● **EXERCISE TASK**
Identify all lines in the data containing the string "this". Copy them out.

[Data entries]
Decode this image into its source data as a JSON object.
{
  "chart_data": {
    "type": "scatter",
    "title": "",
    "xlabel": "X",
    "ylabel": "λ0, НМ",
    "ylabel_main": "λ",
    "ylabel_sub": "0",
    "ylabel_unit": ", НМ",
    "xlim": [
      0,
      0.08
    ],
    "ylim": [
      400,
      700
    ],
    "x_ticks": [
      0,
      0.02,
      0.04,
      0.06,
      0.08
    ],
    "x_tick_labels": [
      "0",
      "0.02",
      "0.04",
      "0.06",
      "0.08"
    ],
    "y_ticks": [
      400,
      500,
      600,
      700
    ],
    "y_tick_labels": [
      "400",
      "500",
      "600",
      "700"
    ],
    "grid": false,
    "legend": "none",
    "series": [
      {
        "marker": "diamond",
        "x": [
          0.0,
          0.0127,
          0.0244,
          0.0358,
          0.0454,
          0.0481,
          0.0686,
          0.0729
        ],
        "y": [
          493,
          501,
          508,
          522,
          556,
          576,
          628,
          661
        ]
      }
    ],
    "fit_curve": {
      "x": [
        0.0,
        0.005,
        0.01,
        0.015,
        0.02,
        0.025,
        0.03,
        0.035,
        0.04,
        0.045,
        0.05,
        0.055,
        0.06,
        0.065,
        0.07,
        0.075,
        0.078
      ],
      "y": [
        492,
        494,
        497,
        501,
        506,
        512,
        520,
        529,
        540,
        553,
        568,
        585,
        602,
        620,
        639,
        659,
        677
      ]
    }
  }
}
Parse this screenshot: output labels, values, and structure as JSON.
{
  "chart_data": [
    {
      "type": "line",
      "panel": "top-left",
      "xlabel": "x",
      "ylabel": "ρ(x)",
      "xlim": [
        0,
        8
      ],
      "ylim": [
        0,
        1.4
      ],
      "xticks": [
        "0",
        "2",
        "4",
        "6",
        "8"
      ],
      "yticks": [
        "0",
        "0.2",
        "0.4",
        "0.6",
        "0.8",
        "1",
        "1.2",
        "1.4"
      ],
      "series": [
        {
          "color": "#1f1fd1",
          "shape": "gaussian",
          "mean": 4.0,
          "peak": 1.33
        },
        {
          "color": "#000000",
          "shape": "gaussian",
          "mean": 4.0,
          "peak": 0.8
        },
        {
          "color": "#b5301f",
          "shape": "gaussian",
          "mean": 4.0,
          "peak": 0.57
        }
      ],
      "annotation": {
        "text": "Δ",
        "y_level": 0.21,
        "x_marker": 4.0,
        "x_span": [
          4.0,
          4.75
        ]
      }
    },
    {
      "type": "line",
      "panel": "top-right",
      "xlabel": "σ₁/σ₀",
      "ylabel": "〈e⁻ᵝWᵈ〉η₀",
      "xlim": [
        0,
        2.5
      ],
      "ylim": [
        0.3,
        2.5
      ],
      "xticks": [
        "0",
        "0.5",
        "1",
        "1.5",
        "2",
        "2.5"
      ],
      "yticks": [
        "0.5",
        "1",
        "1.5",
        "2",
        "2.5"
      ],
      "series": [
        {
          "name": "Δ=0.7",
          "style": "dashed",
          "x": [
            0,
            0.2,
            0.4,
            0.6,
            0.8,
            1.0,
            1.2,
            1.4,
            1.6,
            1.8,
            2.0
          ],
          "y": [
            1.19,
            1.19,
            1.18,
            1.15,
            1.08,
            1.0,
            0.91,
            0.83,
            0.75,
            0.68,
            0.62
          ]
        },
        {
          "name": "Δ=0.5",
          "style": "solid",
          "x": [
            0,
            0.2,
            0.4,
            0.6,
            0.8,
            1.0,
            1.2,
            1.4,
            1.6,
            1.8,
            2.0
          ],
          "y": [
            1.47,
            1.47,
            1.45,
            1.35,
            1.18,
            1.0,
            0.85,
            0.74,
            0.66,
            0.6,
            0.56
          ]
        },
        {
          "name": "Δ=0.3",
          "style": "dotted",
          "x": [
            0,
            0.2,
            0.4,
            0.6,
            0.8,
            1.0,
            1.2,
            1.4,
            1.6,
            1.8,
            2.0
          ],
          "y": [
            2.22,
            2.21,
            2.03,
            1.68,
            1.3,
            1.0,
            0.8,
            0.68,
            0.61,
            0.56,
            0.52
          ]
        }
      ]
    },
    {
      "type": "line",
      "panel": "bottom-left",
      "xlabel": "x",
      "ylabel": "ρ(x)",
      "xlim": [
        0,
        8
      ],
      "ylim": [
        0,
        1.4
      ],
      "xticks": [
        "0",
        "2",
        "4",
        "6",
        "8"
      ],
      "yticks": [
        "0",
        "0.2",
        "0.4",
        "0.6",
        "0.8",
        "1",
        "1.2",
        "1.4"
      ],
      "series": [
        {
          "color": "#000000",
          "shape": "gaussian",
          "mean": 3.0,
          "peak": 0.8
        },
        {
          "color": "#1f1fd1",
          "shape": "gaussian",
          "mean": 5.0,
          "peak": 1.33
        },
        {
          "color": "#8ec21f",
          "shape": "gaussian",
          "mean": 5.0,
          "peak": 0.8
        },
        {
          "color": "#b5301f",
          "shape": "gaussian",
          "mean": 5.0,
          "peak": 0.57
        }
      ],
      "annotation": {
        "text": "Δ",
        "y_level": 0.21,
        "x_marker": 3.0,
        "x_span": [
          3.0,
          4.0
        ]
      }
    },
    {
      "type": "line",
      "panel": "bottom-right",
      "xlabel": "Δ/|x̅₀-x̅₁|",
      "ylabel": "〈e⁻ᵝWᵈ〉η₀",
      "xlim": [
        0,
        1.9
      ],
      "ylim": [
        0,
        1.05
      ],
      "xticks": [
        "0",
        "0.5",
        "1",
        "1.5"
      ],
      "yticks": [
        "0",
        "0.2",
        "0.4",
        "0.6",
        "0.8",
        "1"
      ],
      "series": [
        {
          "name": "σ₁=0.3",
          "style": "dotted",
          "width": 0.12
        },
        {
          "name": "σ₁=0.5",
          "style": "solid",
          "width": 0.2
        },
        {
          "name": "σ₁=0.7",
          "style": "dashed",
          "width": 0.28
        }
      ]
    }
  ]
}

● **THE REPLY**
Decode this image into its source data as a JSON object.
Parse this screenshot: output labels, values, and structure as JSON.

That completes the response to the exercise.